» Aim of the task
Set all the material down again unchanged, without the pictures.

» Extracted material
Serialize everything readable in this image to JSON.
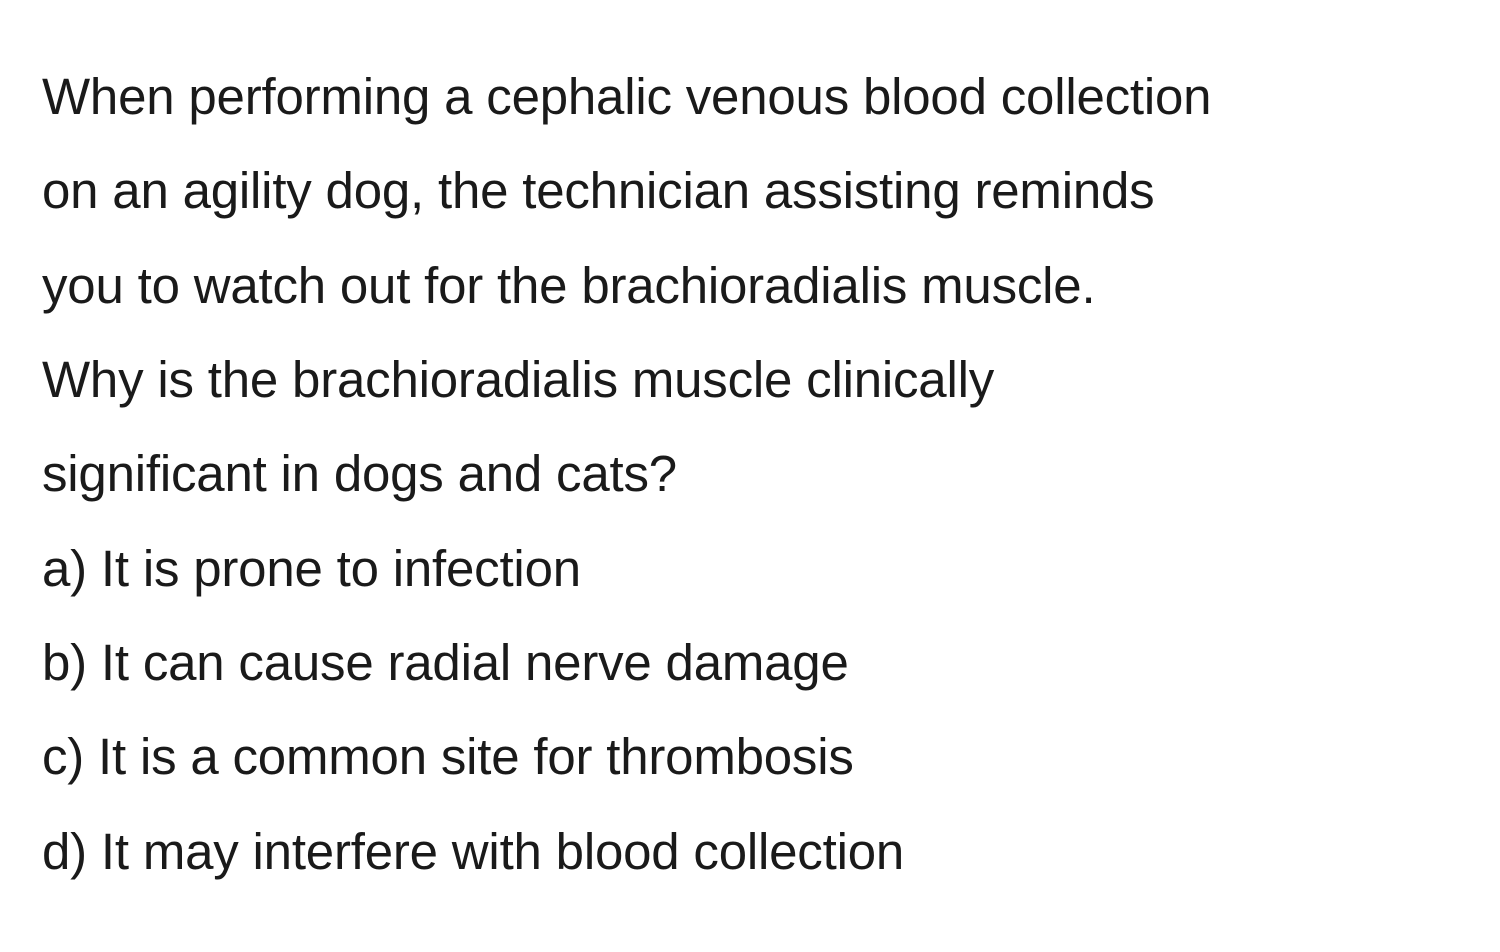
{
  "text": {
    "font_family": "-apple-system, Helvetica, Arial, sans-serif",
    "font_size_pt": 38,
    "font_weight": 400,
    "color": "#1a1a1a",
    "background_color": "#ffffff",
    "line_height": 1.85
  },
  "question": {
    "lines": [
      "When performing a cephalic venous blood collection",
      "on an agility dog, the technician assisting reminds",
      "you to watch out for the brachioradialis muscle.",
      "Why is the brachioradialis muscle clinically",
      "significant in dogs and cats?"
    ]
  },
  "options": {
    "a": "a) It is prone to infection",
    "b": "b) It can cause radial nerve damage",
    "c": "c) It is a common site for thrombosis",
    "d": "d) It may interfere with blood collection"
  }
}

» Full answer
Serialize everything readable in this image to JSON.
{
  "text": {
    "font_family": "-apple-system, Helvetica, Arial, sans-serif",
    "font_size_pt": 38,
    "font_weight": 400,
    "color": "#1a1a1a",
    "background_color": "#ffffff",
    "line_height": 1.85
  },
  "question": {
    "lines": [
      "When performing a cephalic venous blood collection",
      "on an agility dog, the technician assisting reminds",
      "you to watch out for the brachioradialis muscle.",
      "Why is the brachioradialis muscle clinically",
      "significant in dogs and cats?"
    ]
  },
  "options": {
    "a": "a) It is prone to infection",
    "b": "b) It can cause radial nerve damage",
    "c": "c) It is a common site for thrombosis",
    "d": "d) It may interfere with blood collection"
  }
}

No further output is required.